## START Input rows

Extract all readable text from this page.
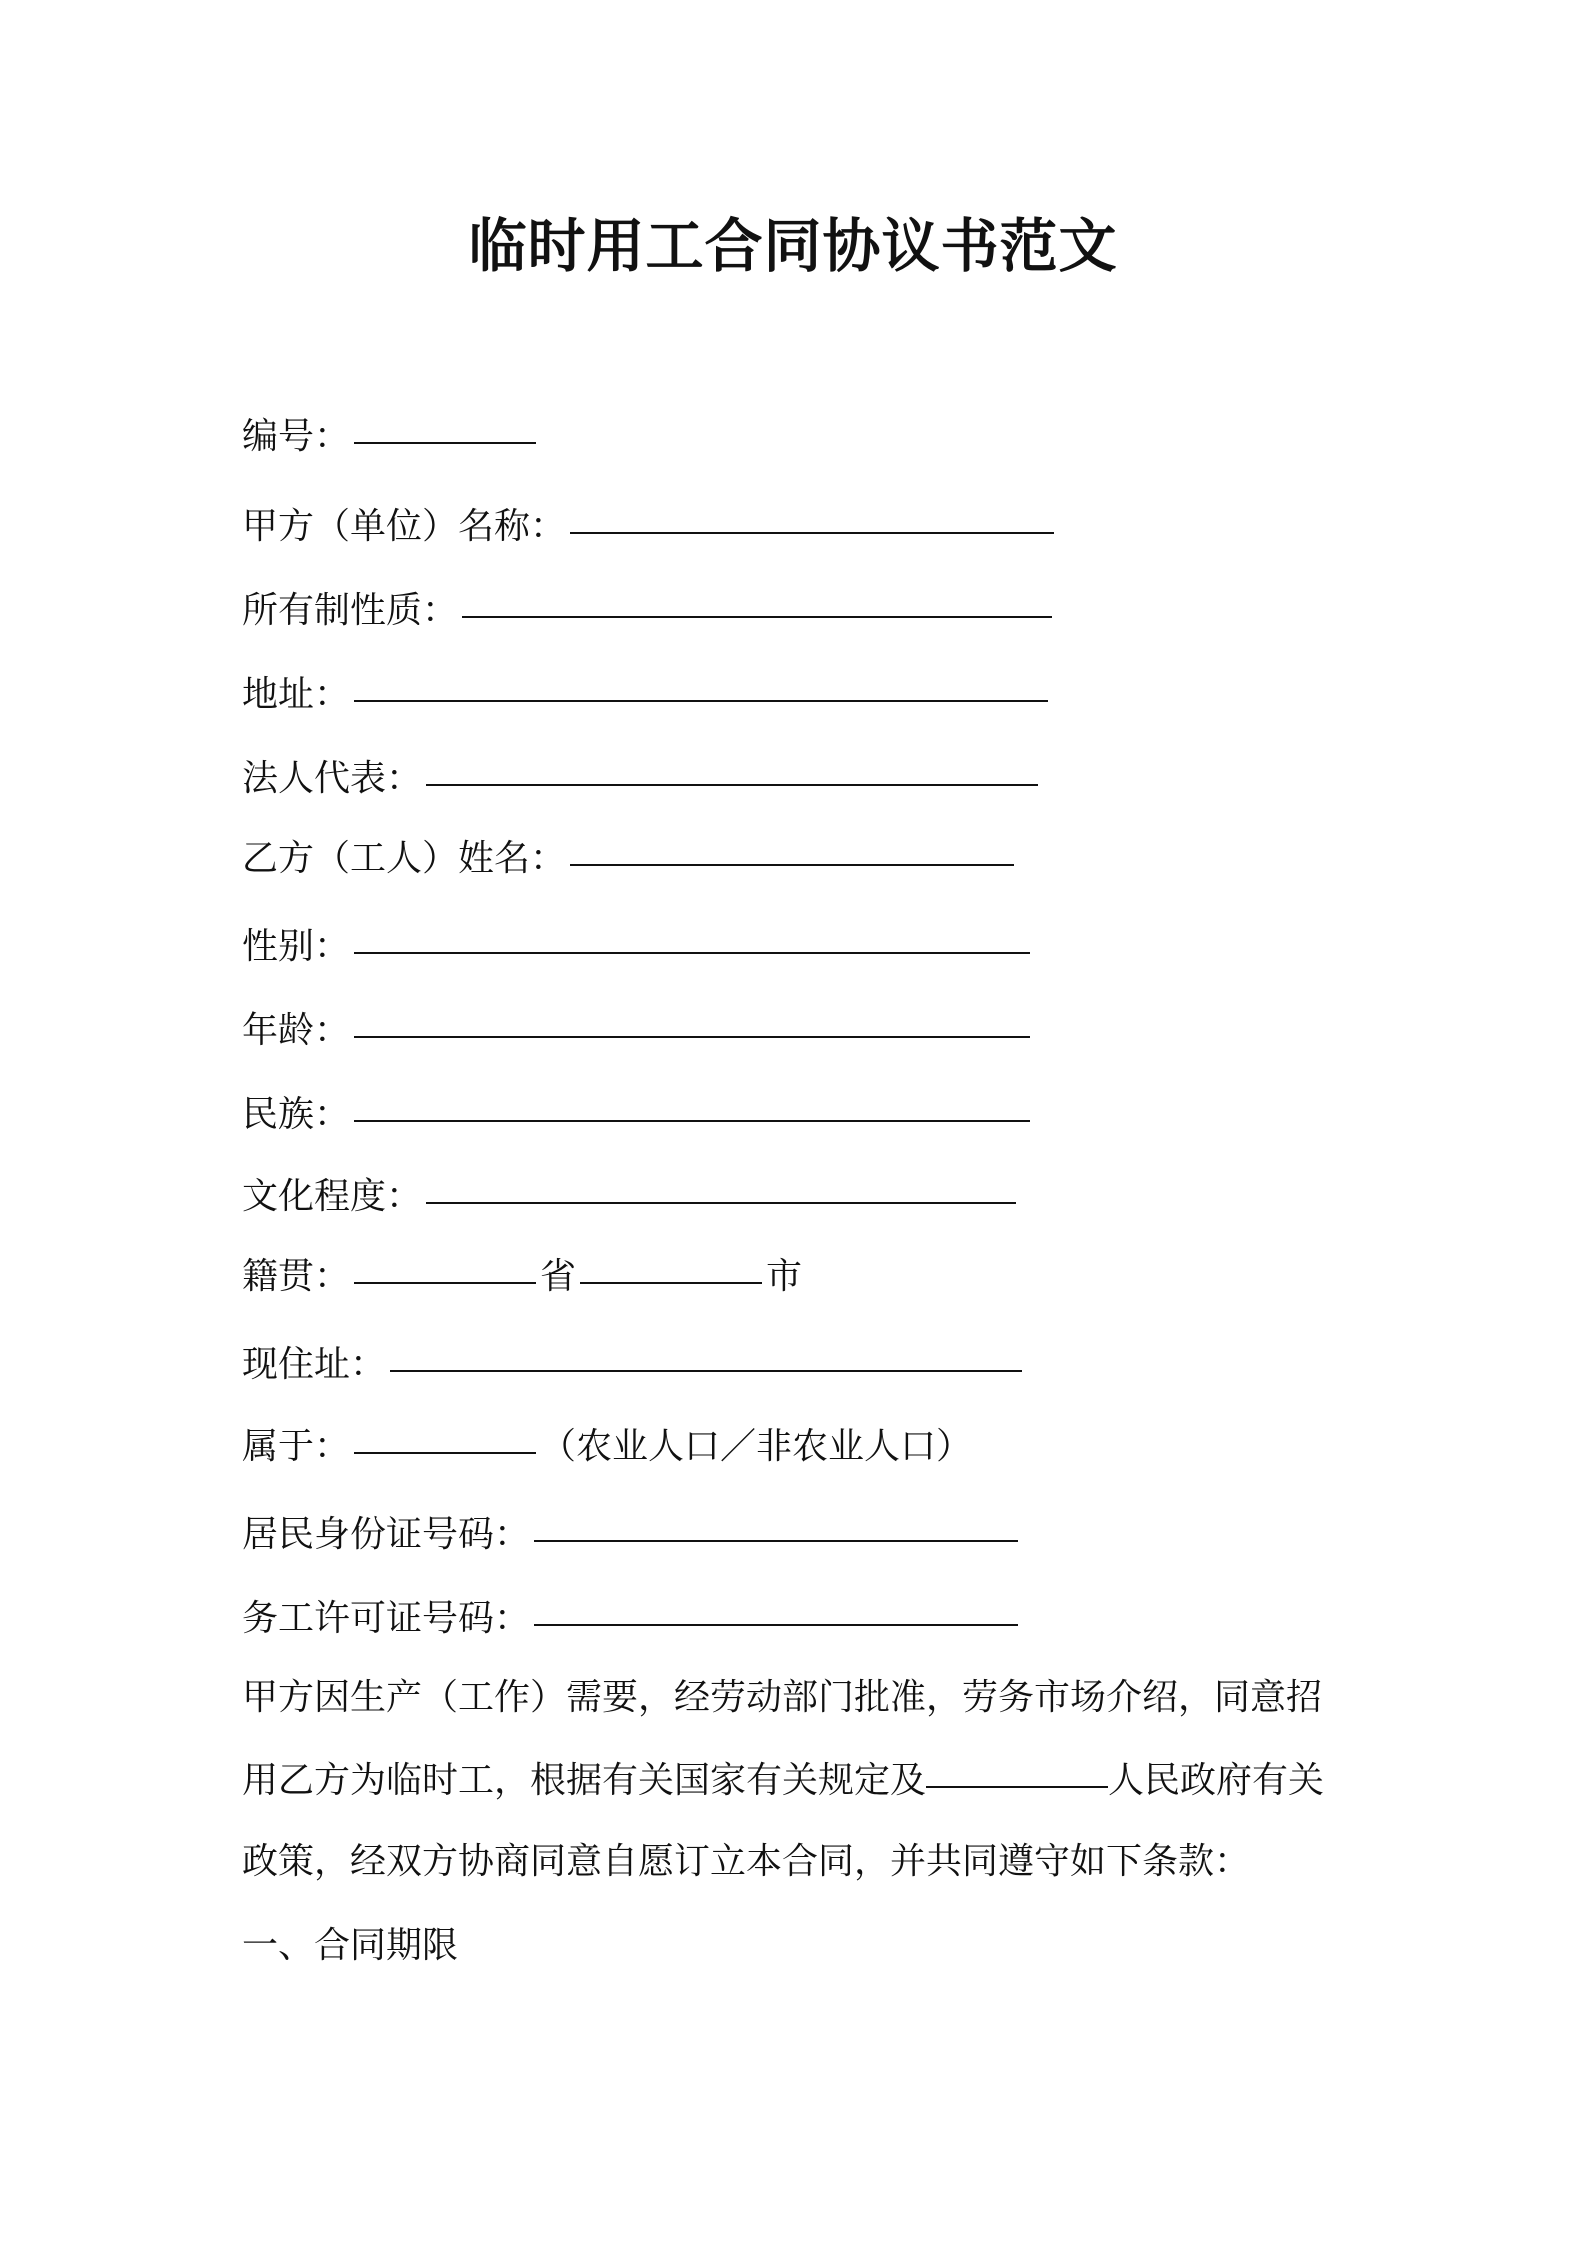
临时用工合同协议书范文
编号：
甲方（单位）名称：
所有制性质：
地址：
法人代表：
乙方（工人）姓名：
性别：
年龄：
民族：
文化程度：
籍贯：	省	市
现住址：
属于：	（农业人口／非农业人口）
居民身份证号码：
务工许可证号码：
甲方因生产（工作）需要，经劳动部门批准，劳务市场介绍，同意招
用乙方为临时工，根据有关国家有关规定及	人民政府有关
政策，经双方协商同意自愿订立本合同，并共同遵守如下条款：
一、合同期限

## END Input rows

Make an exact copy of the records above, with the pictures left out.

Extract all readable text from this page.
临时用工合同协议书范文
编号：
甲方（单位）名称：
所有制性质：
地址：
法人代表：
乙方（工人）姓名：
性别：
年龄：
民族：
文化程度：
籍贯：	省	市
现住址：
属于：	（农业人口／非农业人口）
居民身份证号码：
务工许可证号码：
甲方因生产（工作）需要，经劳动部门批准，劳务市场介绍，同意招
用乙方为临时工，根据有关国家有关规定及	人民政府有关
政策，经双方协商同意自愿订立本合同，并共同遵守如下条款：
一、合同期限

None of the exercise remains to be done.